Pull out every line below that contains the word "true".

# Start of Dataset content

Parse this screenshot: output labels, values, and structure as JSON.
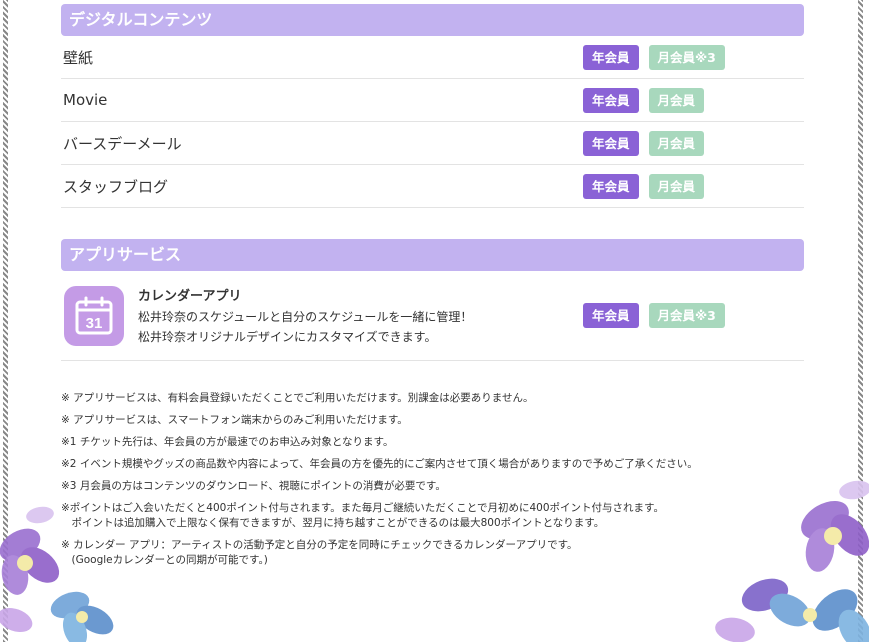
{
  "digital": {
    "header": "デジタルコンテンツ",
    "items": [
      {
        "label": "壁紙",
        "year_badge": "年会員",
        "month_badge": "月会員※3"
      },
      {
        "label": "Movie",
        "year_badge": "年会員",
        "month_badge": "月会員"
      },
      {
        "label": "バースデーメール",
        "year_badge": "年会員",
        "month_badge": "月会員"
      },
      {
        "label": "スタッフブログ",
        "year_badge": "年会員",
        "month_badge": "月会員"
      }
    ]
  },
  "apps": {
    "header": "アプリサービス",
    "calendar": {
      "icon_number": "31",
      "title": "カレンダーアプリ",
      "desc1": "松井玲奈のスケジュールと自分のスケジュールを一緒に管理！",
      "desc2": "松井玲奈オリジナルデザインにカスタマイズできます。",
      "year_badge": "年会員",
      "month_badge": "月会員※3"
    }
  },
  "notes": [
    "※ アプリサービスは、有料会員登録いただくことでご利用いただけます。別課金は必要ありません。",
    "※ アプリサービスは、スマートフォン端末からのみご利用いただけます。",
    "※1 チケット先行は、年会員の方が最速でのお申込み対象となります。",
    "※2 イベント規模やグッズの商品数や内容によって、年会員の方を優先的にご案内させて頂く場合がありますので予めご了承ください。",
    "※3 月会員の方はコンテンツのダウンロード、視聴にポイントの消費が必要です。",
    "※ポイントはご入会いただくと400ポイント付与されます。また毎月ご継続いただくことで月初めに400ポイント付与されます。\n　ポイントは追加購入で上限なく保有できますが、翌月に持ち越すことができるのは最大800ポイントとなります。",
    "※ カレンダー アプリ：アーティストの活動予定と自分の予定を同時にチェックできるカレンダーアプリです。\n　(Googleカレンダーとの同期が可能です。)"
  ],
  "colors": {
    "header_bg": "#c2b2f0",
    "year_badge": "#8a62d6",
    "month_badge": "#a8d8bd",
    "app_icon": "#c49be6"
  },
  "icons": [
    "calendar-icon",
    "flower-decoration"
  ]
}
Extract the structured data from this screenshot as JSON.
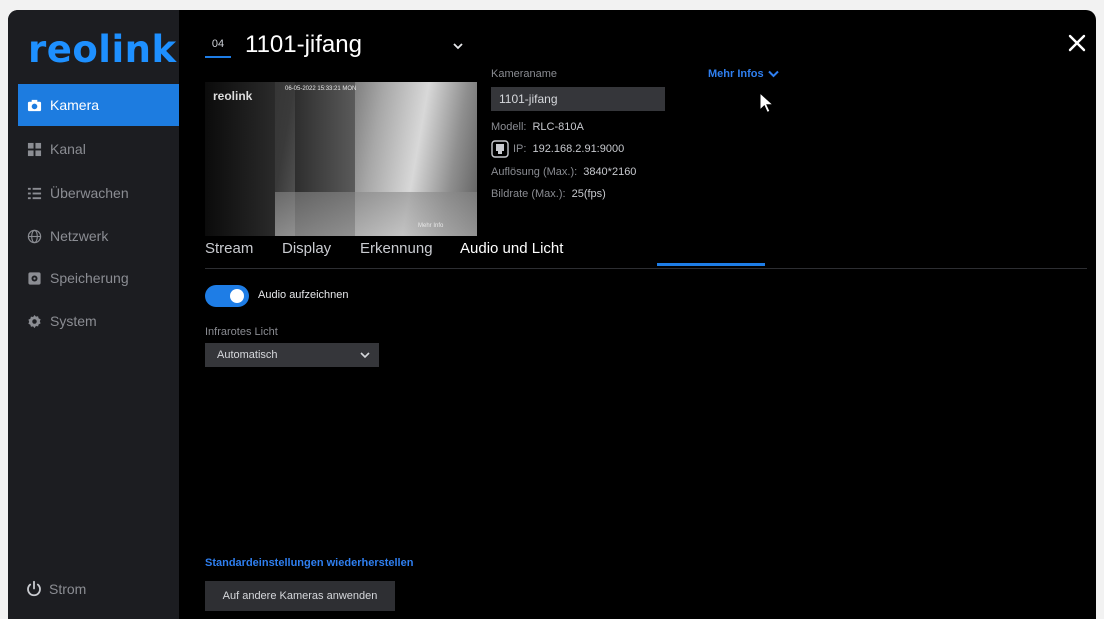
{
  "sidebar": {
    "logo": "reolink",
    "items": [
      {
        "label": "Kamera",
        "icon": "camera-icon",
        "active": true
      },
      {
        "label": "Kanal",
        "icon": "grid-icon"
      },
      {
        "label": "Überwachen",
        "icon": "list-icon"
      },
      {
        "label": "Netzwerk",
        "icon": "globe-icon"
      },
      {
        "label": "Speicherung",
        "icon": "storage-icon"
      },
      {
        "label": "System",
        "icon": "gear-icon"
      }
    ],
    "power_label": "Strom"
  },
  "header": {
    "channel_badge": "04",
    "camera_title": "1101-jifang"
  },
  "preview": {
    "logo_text": "reolink",
    "timestamp": "06-05-2022 15:33:21 MON",
    "overlay_name": "Mehr Info"
  },
  "info": {
    "kameraname_label": "Kameraname",
    "kameraname_value": "1101-jifang",
    "modell_label": "Modell:",
    "modell_value": "RLC-810A",
    "ip_label": "IP:",
    "ip_value": "192.168.2.91:9000",
    "aufloesung_label": "Auflösung (Max.):",
    "aufloesung_value": "3840*2160",
    "bildrate_label": "Bildrate (Max.):",
    "bildrate_value": "25(fps)",
    "mehr_infos": "Mehr Infos"
  },
  "tabs": [
    {
      "label": "Stream"
    },
    {
      "label": "Display"
    },
    {
      "label": "Erkennung"
    },
    {
      "label": "Audio und Licht",
      "active": true
    }
  ],
  "settings": {
    "audio_label": "Audio aufzeichnen",
    "audio_on": true,
    "ir_label": "Infrarotes Licht",
    "ir_value": "Automatisch"
  },
  "footer": {
    "reset_link": "Standardeinstellungen wiederherstellen",
    "apply_button": "Auf andere Kameras anwenden"
  },
  "colors": {
    "accent": "#1e7de6",
    "sidebar_bg": "#1c1d21",
    "content_bg": "#000000",
    "link": "#2f7ff0"
  }
}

# End of Dataset content

- **Output of the exercise**:
        "active": true
      "active": true
    "audio_on": true,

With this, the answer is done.